# SET PROBLEM
Check each line of the records below and collect those holding "mais".

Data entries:
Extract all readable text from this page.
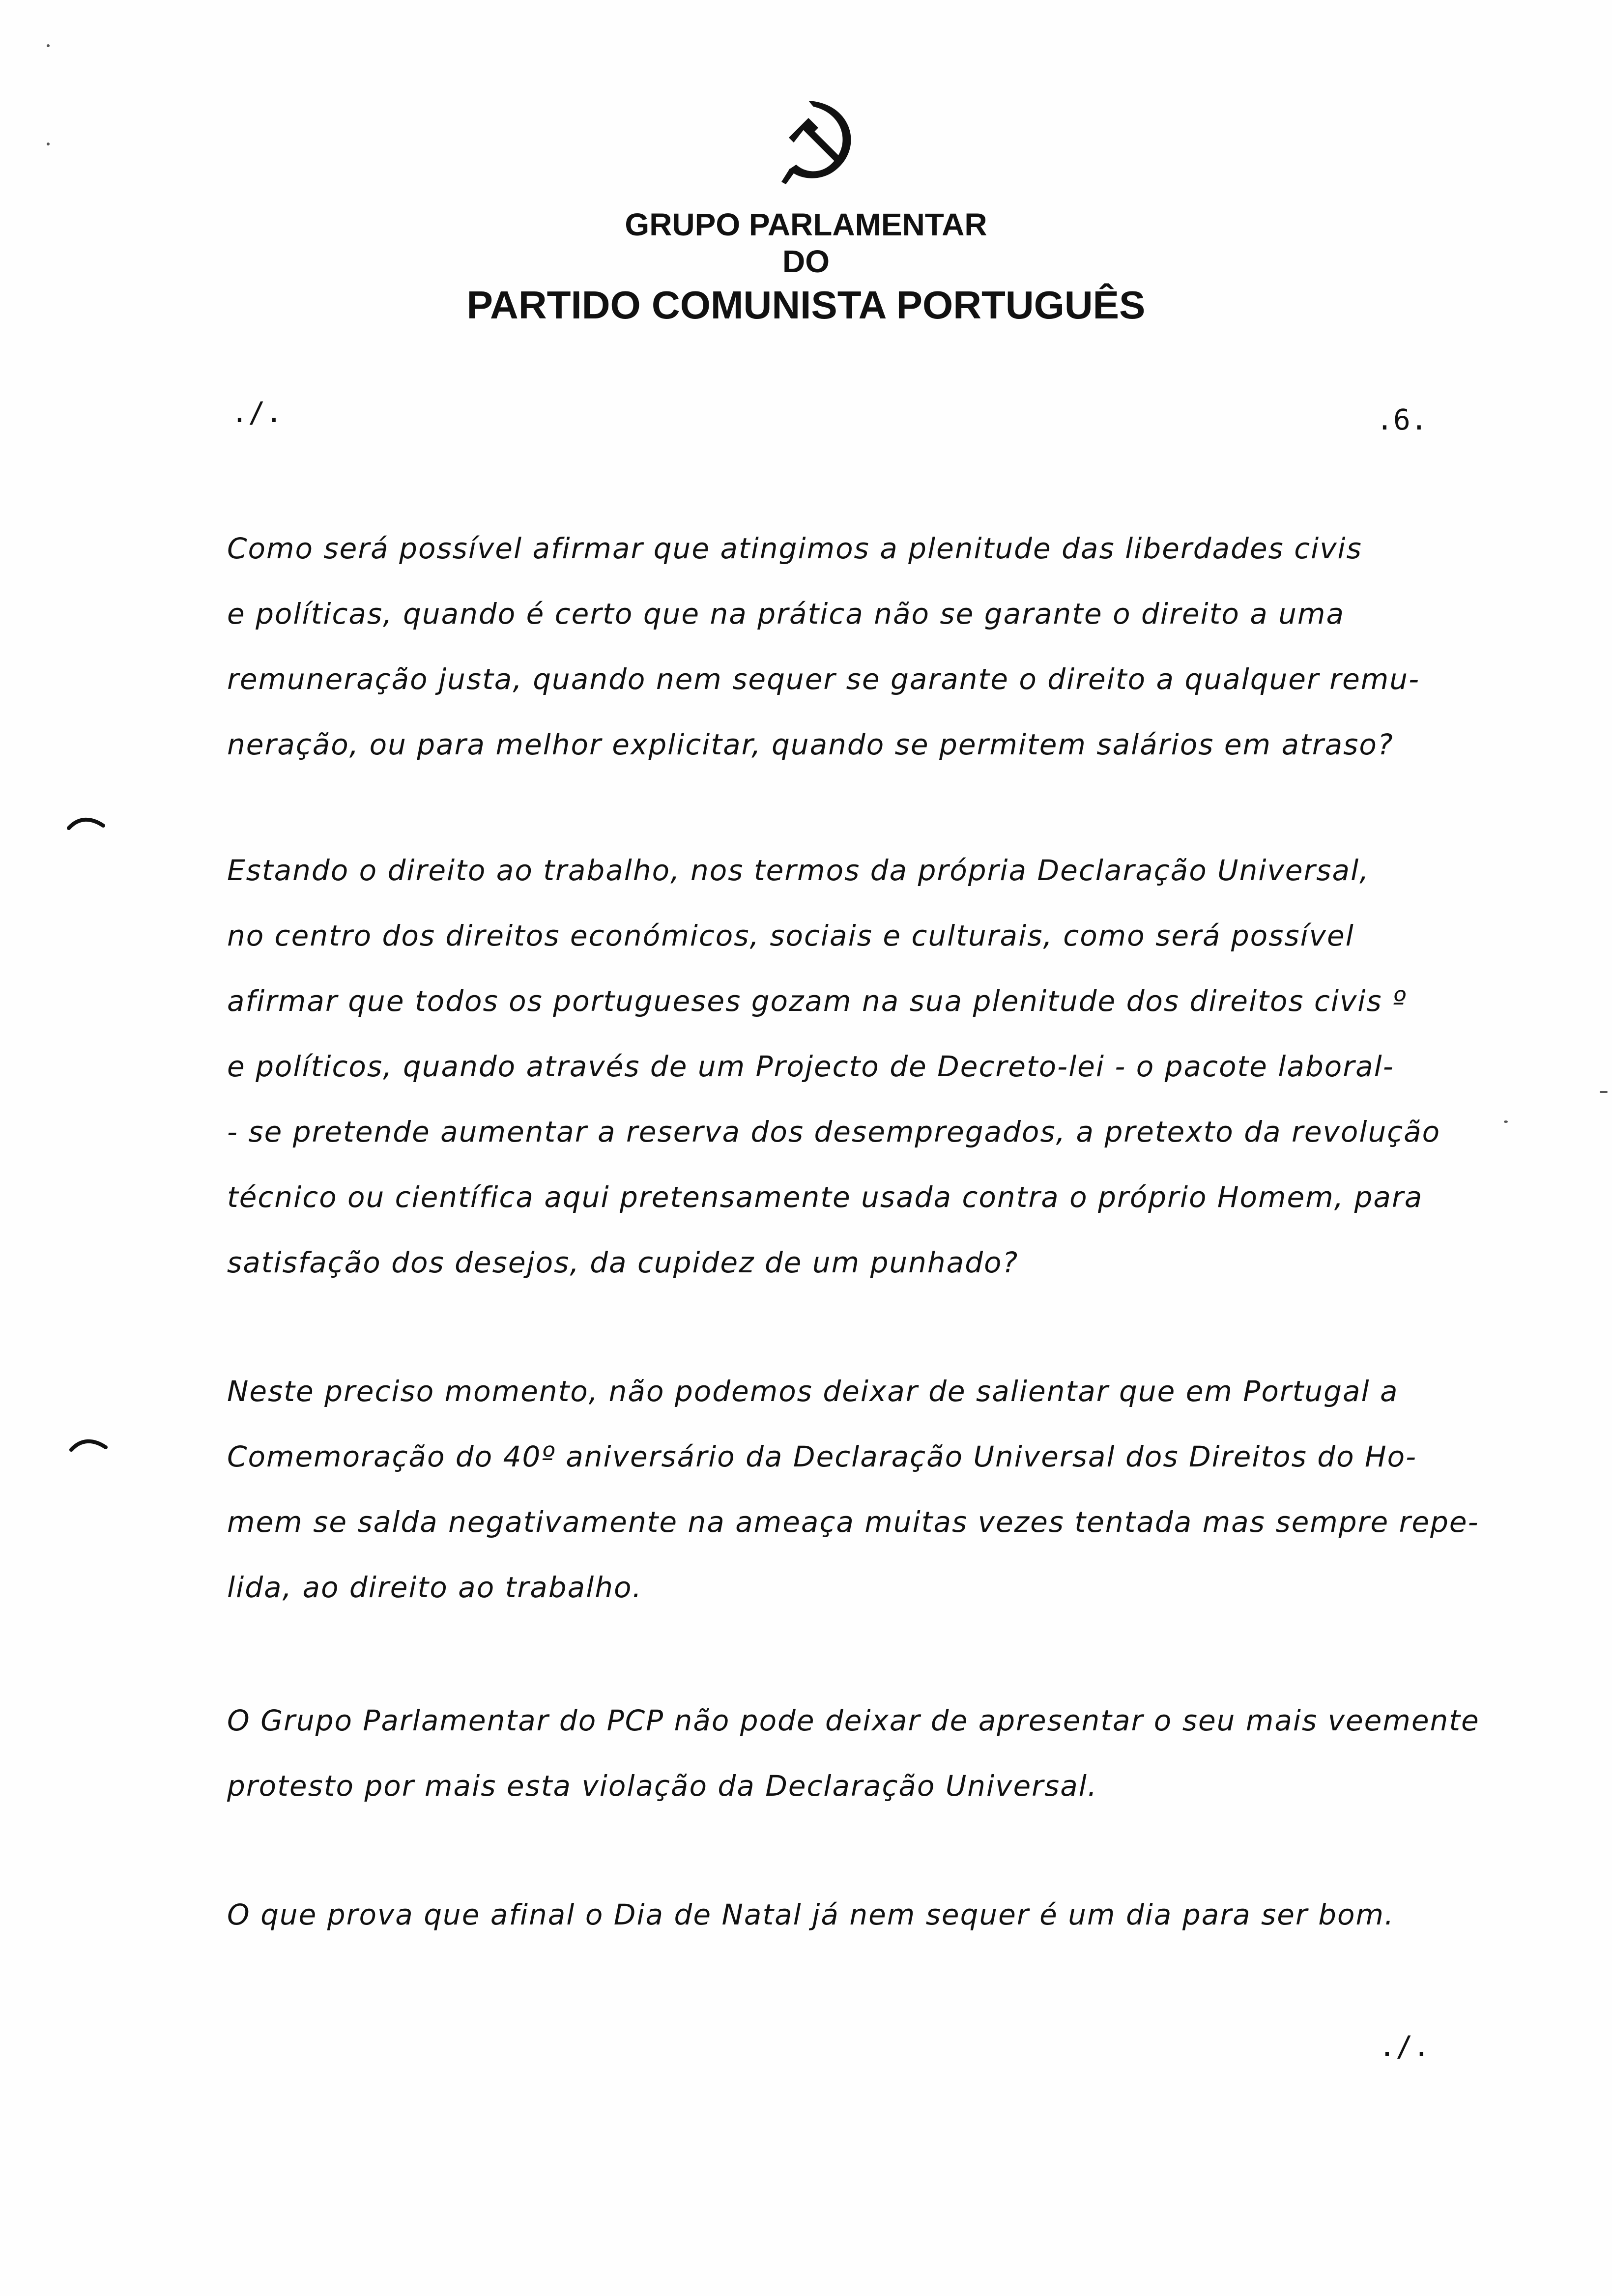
GRUPO PARLAMENTAR
DO
PARTIDO COMUNISTA PORTUGUÊS
./.	.6.
Como será possível afirmar que atingimos a plenitude das liberdades civis
e políticas, quando é certo que na prática não se garante o direito a uma
remuneração justa, quando nem sequer se garante o direito a qualquer remu-
neração, ou para melhor explicitar, quando se permitem salários em atraso?
Estando o direito ao trabalho, nos termos da própria Declaração Universal,
no centro dos direitos económicos, sociais e culturais, como será possível
afirmar que todos os portugueses gozam na sua plenitude dos direitos civis º
e políticos, quando através de um Projecto de Decreto-lei - o pacote laboral-
- se pretende aumentar a reserva dos desempregados, a pretexto da revolução
técnico ou científica aqui pretensamente usada contra o próprio Homem, para
satisfação dos desejos, da cupidez de um punhado?
Neste preciso momento, não podemos deixar de salientar que em Portugal a
Comemoração do 40º aniversário da Declaração Universal dos Direitos do Ho-
mem se salda negativamente na ameaça muitas vezes tentada mas sempre repe-
lida, ao direito ao trabalho.
O Grupo Parlamentar do PCP não pode deixar de apresentar o seu mais veemente
protesto por mais esta violação da Declaração Universal.
O que prova que afinal o Dia de Natal já nem sequer é um dia para ser bom.
./.
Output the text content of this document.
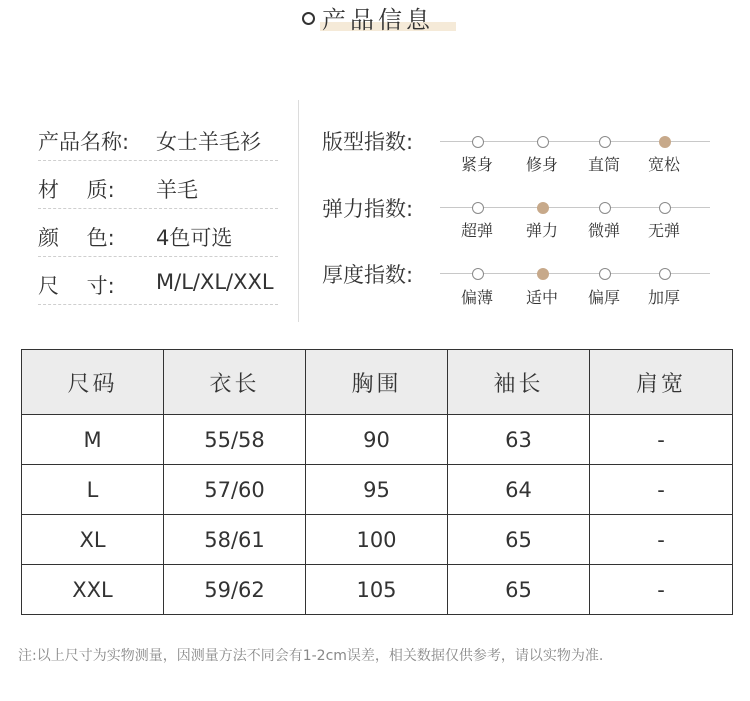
产品信息
产品名称: 女士羊毛衫
材　 质: 羊毛
颜　 色: 4色可选
尺　 寸: M/L/XL/XXL
版型指数:
紧身	修身	直筒	宽松
弹力指数:
超弹	弹力	微弹	无弹
厚度指数:
偏薄	适中	偏厚	加厚
尺码	衣长	胸围	袖长	肩宽
M	55/58	90	63	-
L	57/60	95	64	-
XL	58/61	100	65	-
XXL	59/62	105	65	-
注:以上尺寸为实物测量，因测量方法不同会有1-2cm误差，相关数据仅供参考，请以实物为准.
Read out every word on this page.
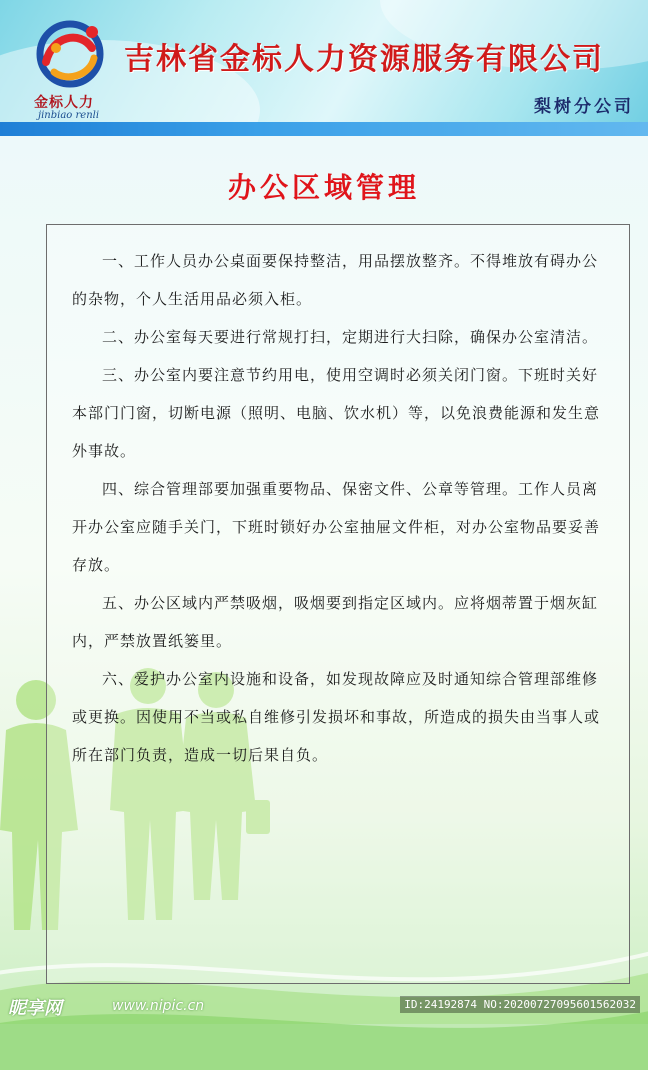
金标人力
jinbiao renli
吉林省金标人力资源服务有限公司
梨树分公司
办公区域管理

一、工作人员办公桌面要保持整洁，用品摆放整齐。不得堆放有碍办公的杂物，个人生活用品必须入柜。

二、办公室每天要进行常规打扫，定期进行大扫除，确保办公室清洁。

三、办公室内要注意节约用电，使用空调时必须关闭门窗。下班时关好本部门门窗，切断电源（照明、电脑、饮水机）等，以免浪费能源和发生意外事故。

四、综合管理部要加强重要物品、保密文件、公章等管理。工作人员离开办公室应随手关门，下班时锁好办公室抽屉文件柜，对办公室物品要妥善存放。

五、办公区域内严禁吸烟，吸烟要到指定区域内。应将烟蒂置于烟灰缸内，严禁放置纸篓里。

六、爱护办公室内设施和设备，如发现故障应及时通知综合管理部维修或更换。因使用不当或私自维修引发损坏和事故，所造成的损失由当事人或所在部门负责，造成一切后果自负。

昵享网	www.nipic.cn	ID:24192874 NO:20200727095601562032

# WRITTEN ANSWER
O Grupo Parlamentar do PCP não pode deixar de apresentar o seu mais veemente
protesto por mais esta violação da Declaração Universal.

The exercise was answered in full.